Dataset records:
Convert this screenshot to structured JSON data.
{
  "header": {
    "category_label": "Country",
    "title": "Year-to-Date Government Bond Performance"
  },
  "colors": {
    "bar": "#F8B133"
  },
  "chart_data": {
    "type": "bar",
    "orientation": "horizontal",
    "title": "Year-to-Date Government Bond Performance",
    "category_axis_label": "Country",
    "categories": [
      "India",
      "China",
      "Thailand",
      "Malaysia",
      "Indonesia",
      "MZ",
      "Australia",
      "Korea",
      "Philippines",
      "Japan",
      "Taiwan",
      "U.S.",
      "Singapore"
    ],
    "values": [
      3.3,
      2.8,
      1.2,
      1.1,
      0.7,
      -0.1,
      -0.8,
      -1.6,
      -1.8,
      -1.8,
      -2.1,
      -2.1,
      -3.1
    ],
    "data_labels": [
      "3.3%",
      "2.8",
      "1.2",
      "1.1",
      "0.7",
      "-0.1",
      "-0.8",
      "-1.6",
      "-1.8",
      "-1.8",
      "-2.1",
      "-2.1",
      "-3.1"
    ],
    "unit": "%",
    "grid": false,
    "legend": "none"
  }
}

What to produce: Take each line of the material that contains the word "Country" and list it.

Exercise output:
    "category_label": "Country",
    "category_axis_label": "Country",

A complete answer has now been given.